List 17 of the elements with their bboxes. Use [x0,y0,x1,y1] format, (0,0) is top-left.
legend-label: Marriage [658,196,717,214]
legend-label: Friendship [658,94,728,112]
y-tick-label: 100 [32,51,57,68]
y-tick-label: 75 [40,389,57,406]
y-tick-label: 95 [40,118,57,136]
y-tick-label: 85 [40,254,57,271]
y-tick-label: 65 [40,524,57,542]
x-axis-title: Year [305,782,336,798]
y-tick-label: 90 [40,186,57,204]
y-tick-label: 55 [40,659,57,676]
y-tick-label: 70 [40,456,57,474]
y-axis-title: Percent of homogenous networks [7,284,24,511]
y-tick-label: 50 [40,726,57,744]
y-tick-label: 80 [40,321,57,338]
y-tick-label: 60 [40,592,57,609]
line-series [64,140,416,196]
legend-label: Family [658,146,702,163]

_ _ _

> EXERCISE: Quote the entry above verbatim, reproducing every line in its original order.

> TASK RESULT:
List 17 of the elements with their bboxes. Use [x0,y0,x1,y1] format, (0,0) is top-left.
legend-label: Marriage [658,196,717,214]
legend-label: Friendship [658,94,728,112]
y-tick-label: 100 [32,51,57,68]
y-tick-label: 75 [40,389,57,406]
y-tick-label: 95 [40,118,57,136]
y-tick-label: 85 [40,254,57,271]
y-tick-label: 65 [40,524,57,542]
x-axis-title: Year [305,782,336,798]
y-tick-label: 90 [40,186,57,204]
y-tick-label: 55 [40,659,57,676]
y-tick-label: 70 [40,456,57,474]
y-axis-title: Percent of homogenous networks [7,284,24,511]
y-tick-label: 50 [40,726,57,744]
y-tick-label: 80 [40,321,57,338]
y-tick-label: 60 [40,592,57,609]
line-series [64,140,416,196]
legend-label: Family [658,146,702,163]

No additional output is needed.